* Problem to work on *
Quote the entries word for word. Omit the pictures.

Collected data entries
________

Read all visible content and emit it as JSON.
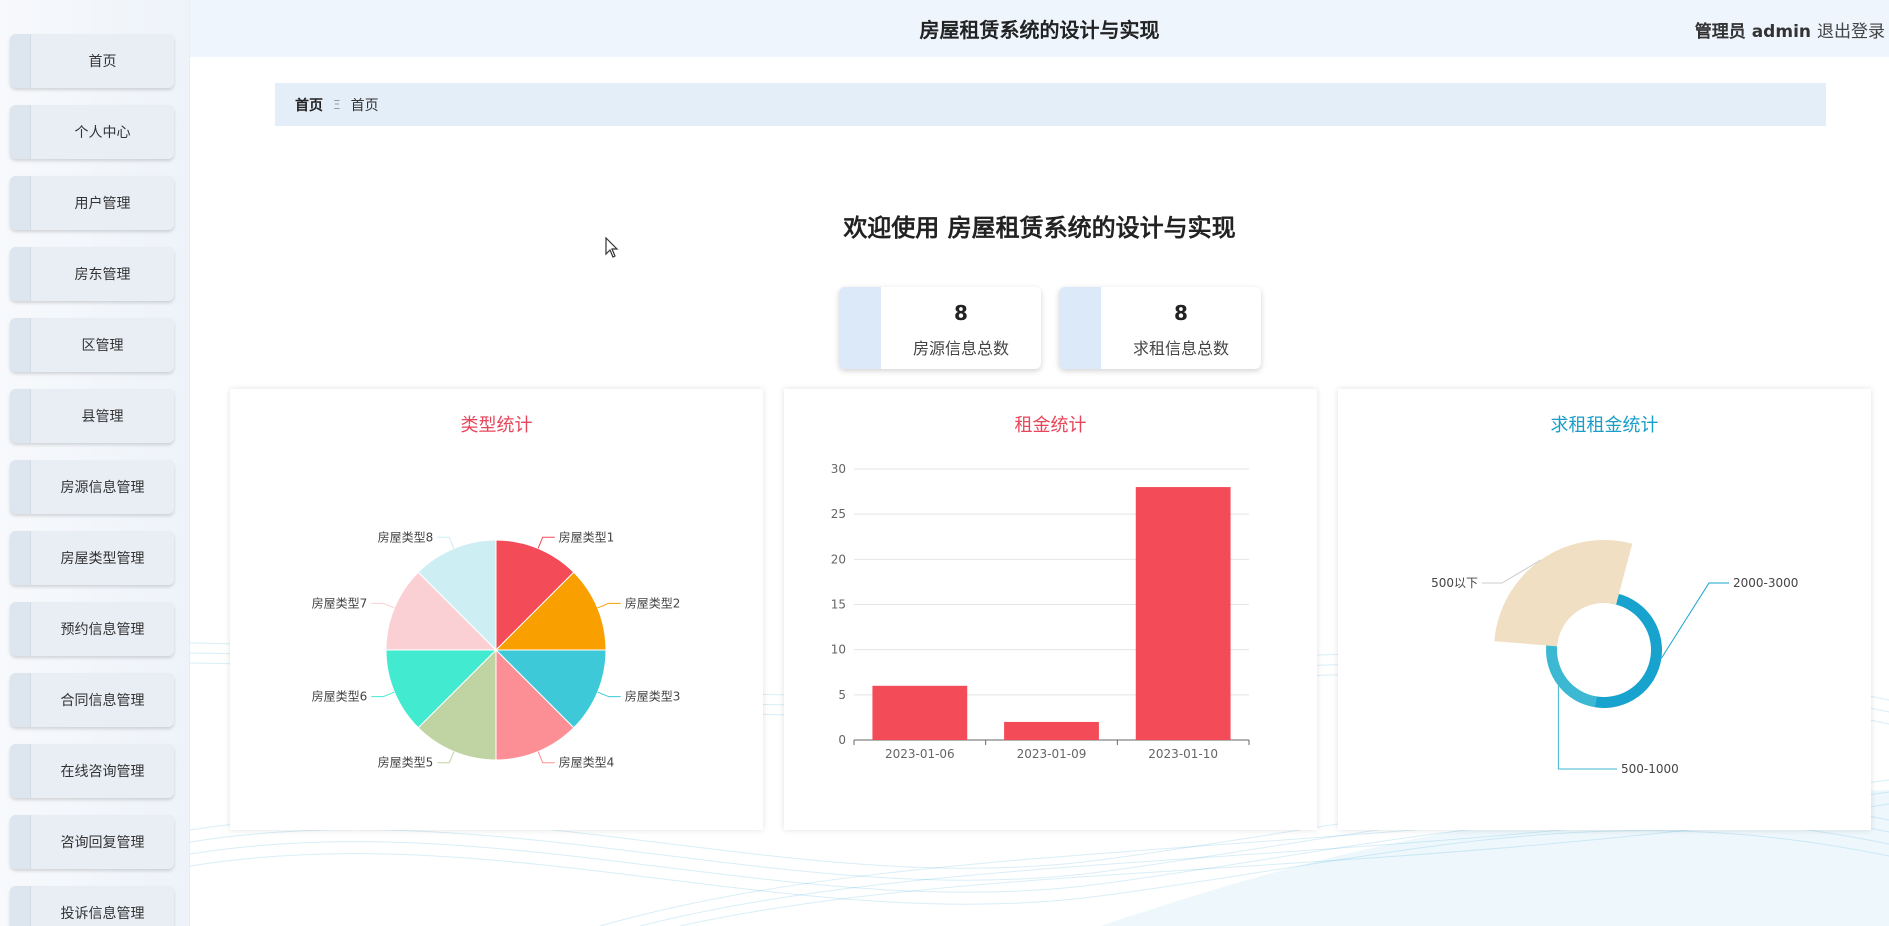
{
  "header": {
    "title": "房屋租赁系统的设计与实现",
    "user": "管理员 admin",
    "logout": "退出登录"
  },
  "sidebar": {
    "items": [
      {
        "label": "首页"
      },
      {
        "label": "个人中心"
      },
      {
        "label": "用户管理"
      },
      {
        "label": "房东管理"
      },
      {
        "label": "区管理"
      },
      {
        "label": "县管理"
      },
      {
        "label": "房源信息管理"
      },
      {
        "label": "房屋类型管理"
      },
      {
        "label": "预约信息管理"
      },
      {
        "label": "合同信息管理"
      },
      {
        "label": "在线咨询管理"
      },
      {
        "label": "咨询回复管理"
      },
      {
        "label": "投诉信息管理"
      }
    ]
  },
  "breadcrumb": {
    "home": "首页",
    "separator": "Ξ",
    "current": "首页"
  },
  "welcome": "欢迎使用 房屋租赁系统的设计与实现",
  "stats": [
    {
      "value": "8",
      "label": "房源信息总数"
    },
    {
      "value": "8",
      "label": "求租信息总数"
    }
  ],
  "colors": {
    "accent_red": "#e8455a",
    "accent_teal": "#1a9ec9"
  },
  "panels": {
    "type_title": "类型统计",
    "rent_title": "租金统计",
    "seek_title": "求租租金统计"
  },
  "chart_data": [
    {
      "type": "pie",
      "title": "类型统计",
      "categories": [
        "房屋类型1",
        "房屋类型2",
        "房屋类型3",
        "房屋类型4",
        "房屋类型5",
        "房屋类型6",
        "房屋类型7",
        "房屋类型8"
      ],
      "values": [
        1,
        1,
        1,
        1,
        1,
        1,
        1,
        1
      ],
      "colors": [
        "#f44b58",
        "#fa9f00",
        "#3ec9d9",
        "#fb8f95",
        "#c0d3a3",
        "#42ead0",
        "#fbd0d4",
        "#cdeff4"
      ]
    },
    {
      "type": "bar",
      "title": "租金统计",
      "categories": [
        "2023-01-06",
        "2023-01-09",
        "2023-01-10"
      ],
      "values": [
        6,
        2,
        28
      ],
      "ylim": [
        0,
        30
      ],
      "yticks": [
        0,
        5,
        10,
        15,
        20,
        25,
        30
      ],
      "grid": true,
      "color": "#f44b58"
    },
    {
      "type": "pie",
      "title": "求租租金统计",
      "categories": [
        "2000-3000",
        "500-1000",
        "500以下"
      ],
      "values": [
        1,
        1,
        1
      ],
      "colors": [
        "#17a3cd",
        "#3cb8d2",
        "#f0dfc2"
      ]
    }
  ]
}
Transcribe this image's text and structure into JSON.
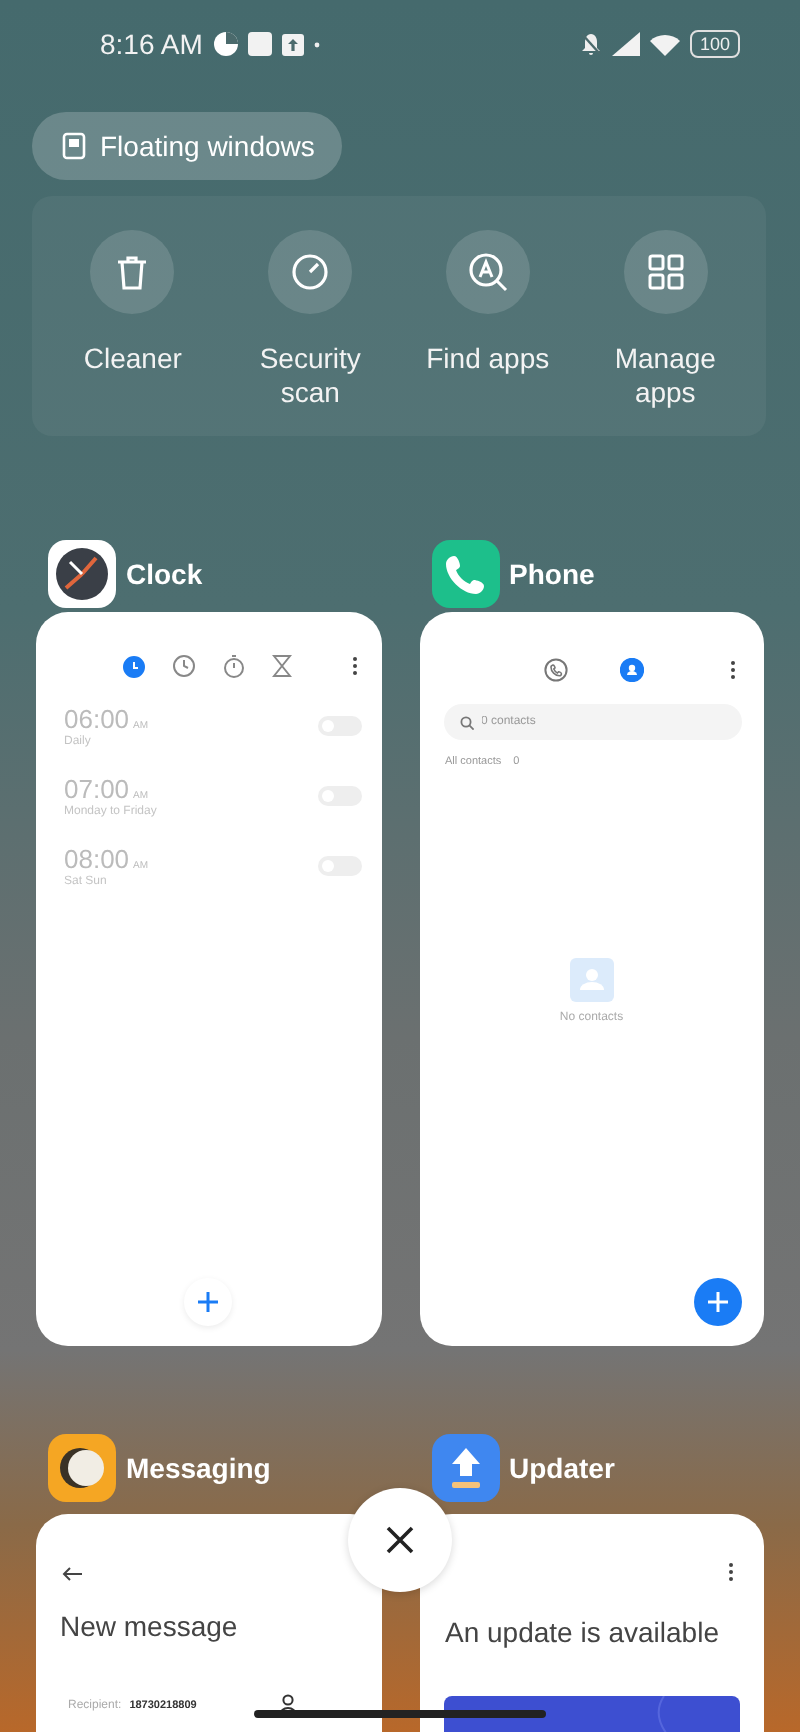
{
  "status_bar": {
    "time": "8:16 AM",
    "battery": "100"
  },
  "floating_windows": {
    "label": "Floating windows"
  },
  "quick_actions": [
    {
      "kind": "cleaner",
      "label": "Cleaner"
    },
    {
      "kind": "security",
      "label": "Security scan"
    },
    {
      "kind": "find",
      "label": "Find apps"
    },
    {
      "kind": "manage",
      "label": "Manage apps"
    }
  ],
  "apps": [
    {
      "kind": "clock",
      "name": "Clock",
      "tabs": [
        {
          "kind": "alarm",
          "selected": true
        },
        {
          "kind": "clock",
          "selected": false
        },
        {
          "kind": "stopwatch",
          "selected": false
        },
        {
          "kind": "timer",
          "selected": false
        }
      ],
      "alarms": [
        {
          "time": "06:00",
          "period": "AM",
          "repeat": "Daily",
          "on": false
        },
        {
          "time": "07:00",
          "period": "AM",
          "repeat": "Monday to Friday",
          "on": false
        },
        {
          "time": "08:00",
          "period": "AM",
          "repeat": "Sat Sun",
          "on": false
        }
      ]
    },
    {
      "kind": "phone",
      "name": "Phone",
      "tabs": [
        {
          "kind": "calls",
          "selected": false
        },
        {
          "kind": "contacts",
          "selected": true
        }
      ],
      "search": {
        "placeholder": "0 contacts"
      },
      "section": "All contacts",
      "count": "0",
      "empty": "No contacts"
    },
    {
      "kind": "messaging",
      "name": "Messaging",
      "title": "New message",
      "recipient_label": "Recipient:",
      "recipient": "18730218809"
    },
    {
      "kind": "updater",
      "name": "Updater",
      "headline": "An update is available"
    }
  ]
}
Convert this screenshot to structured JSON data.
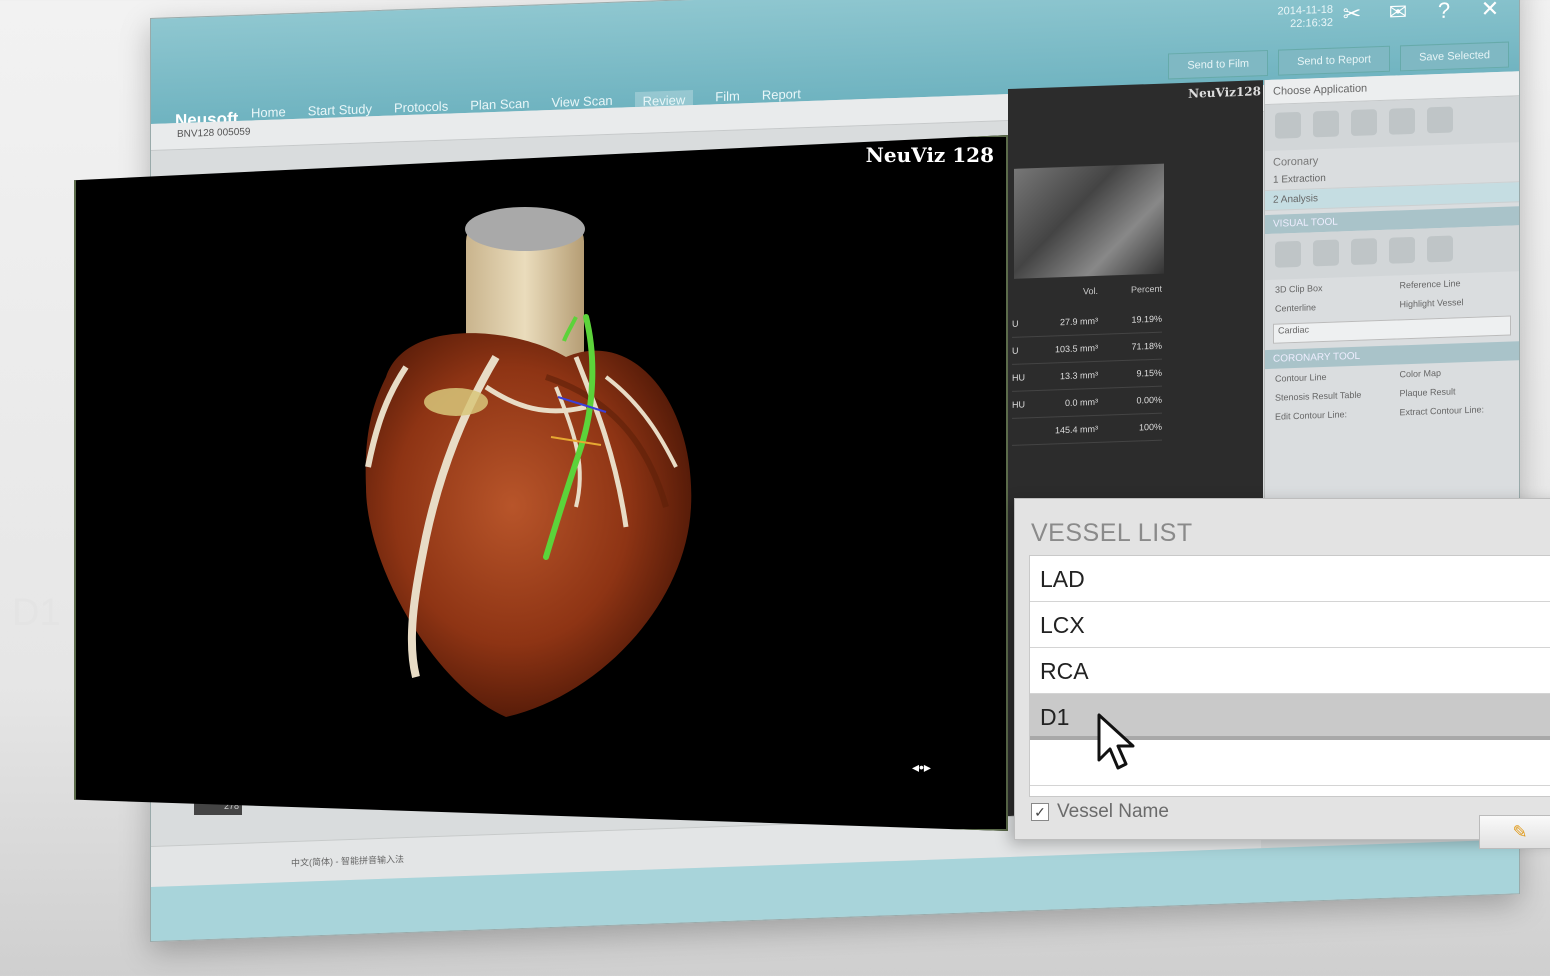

________

* Full output *
Read all visible content and emit it as JSON.
{
  "header": {
    "title": "房屋租赁系统的设计与实现",
    "user": "管理员 admin",
    "logout": "退出登录"
  },
  "sidebar": {
    "items": [
      {
        "label": "首页"
      },
      {
        "label": "个人中心"
      },
      {
        "label": "用户管理"
      },
      {
        "label": "房东管理"
      },
      {
        "label": "区管理"
      },
      {
        "label": "县管理"
      },
      {
        "label": "房源信息管理"
      },
      {
        "label": "房屋类型管理"
      },
      {
        "label": "预约信息管理"
      },
      {
        "label": "合同信息管理"
      },
      {
        "label": "在线咨询管理"
      },
      {
        "label": "咨询回复管理"
      },
      {
        "label": "投诉信息管理"
      }
    ]
  },
  "breadcrumb": {
    "home": "首页",
    "separator": "Ξ",
    "current": "首页"
  },
  "welcome": "欢迎使用 房屋租赁系统的设计与实现",
  "stats": [
    {
      "value": "8",
      "label": "房源信息总数"
    },
    {
      "value": "8",
      "label": "求租信息总数"
    }
  ],
  "colors": {
    "accent_red": "#e8455a",
    "accent_teal": "#1a9ec9"
  },
  "panels": {
    "type_title": "类型统计",
    "rent_title": "租金统计",
    "seek_title": "求租租金统计"
  },
  "chart_data": [
    {
      "type": "pie",
      "title": "类型统计",
      "categories": [
        "房屋类型1",
        "房屋类型2",
        "房屋类型3",
        "房屋类型4",
        "房屋类型5",
        "房屋类型6",
        "房屋类型7",
        "房屋类型8"
      ],
      "values": [
        1,
        1,
        1,
        1,
        1,
        1,
        1,
        1
      ],
      "colors": [
        "#f44b58",
        "#fa9f00",
        "#3ec9d9",
        "#fb8f95",
        "#c0d3a3",
        "#42ead0",
        "#fbd0d4",
        "#cdeff4"
      ]
    },
    {
      "type": "bar",
      "title": "租金统计",
      "categories": [
        "2023-01-06",
        "2023-01-09",
        "2023-01-10"
      ],
      "values": [
        6,
        2,
        28
      ],
      "ylim": [
        0,
        30
      ],
      "yticks": [
        0,
        5,
        10,
        15,
        20,
        25,
        30
      ],
      "grid": true,
      "color": "#f44b58"
    },
    {
      "type": "pie",
      "title": "求租租金统计",
      "categories": [
        "2000-3000",
        "500-1000",
        "500以下"
      ],
      "values": [
        1,
        1,
        1
      ],
      "colors": [
        "#17a3cd",
        "#3cb8d2",
        "#f0dfc2"
      ]
    }
  ]
}
Transcribe this image's text and structure into JSON.
{
  "status_bar": {
    "time": "8:16 AM",
    "battery": "100"
  },
  "floating_windows": {
    "label": "Floating windows"
  },
  "quick_actions": [
    {
      "kind": "cleaner",
      "label": "Cleaner"
    },
    {
      "kind": "security",
      "label": "Security scan"
    },
    {
      "kind": "find",
      "label": "Find apps"
    },
    {
      "kind": "manage",
      "label": "Manage apps"
    }
  ],
  "apps": [
    {
      "kind": "clock",
      "name": "Clock",
      "tabs": [
        {
          "kind": "alarm",
          "selected": true
        },
        {
          "kind": "clock",
          "selected": false
        },
        {
          "kind": "stopwatch",
          "selected": false
        },
        {
          "kind": "timer",
          "selected": false
        }
      ],
      "alarms": [
        {
          "time": "06:00",
          "period": "AM",
          "repeat": "Daily",
          "on": false
        },
        {
          "time": "07:00",
          "period": "AM",
          "repeat": "Monday to Friday",
          "on": false
        },
        {
          "time": "08:00",
          "period": "AM",
          "repeat": "Sat Sun",
          "on": false
        }
      ]
    },
    {
      "kind": "phone",
      "name": "Phone",
      "tabs": [
        {
          "kind": "calls",
          "selected": false
        },
        {
          "kind": "contacts",
          "selected": true
        }
      ],
      "search": {
        "placeholder": "0 contacts"
      },
      "section": "All contacts",
      "count": "0",
      "empty": "No contacts"
    },
    {
      "kind": "messaging",
      "name": "Messaging",
      "title": "New message",
      "recipient_label": "Recipient:",
      "recipient": "18730218809"
    },
    {
      "kind": "updater",
      "name": "Updater",
      "headline": "An update is available"
    }
  ]
}
Convert this screenshot to structured JSON data.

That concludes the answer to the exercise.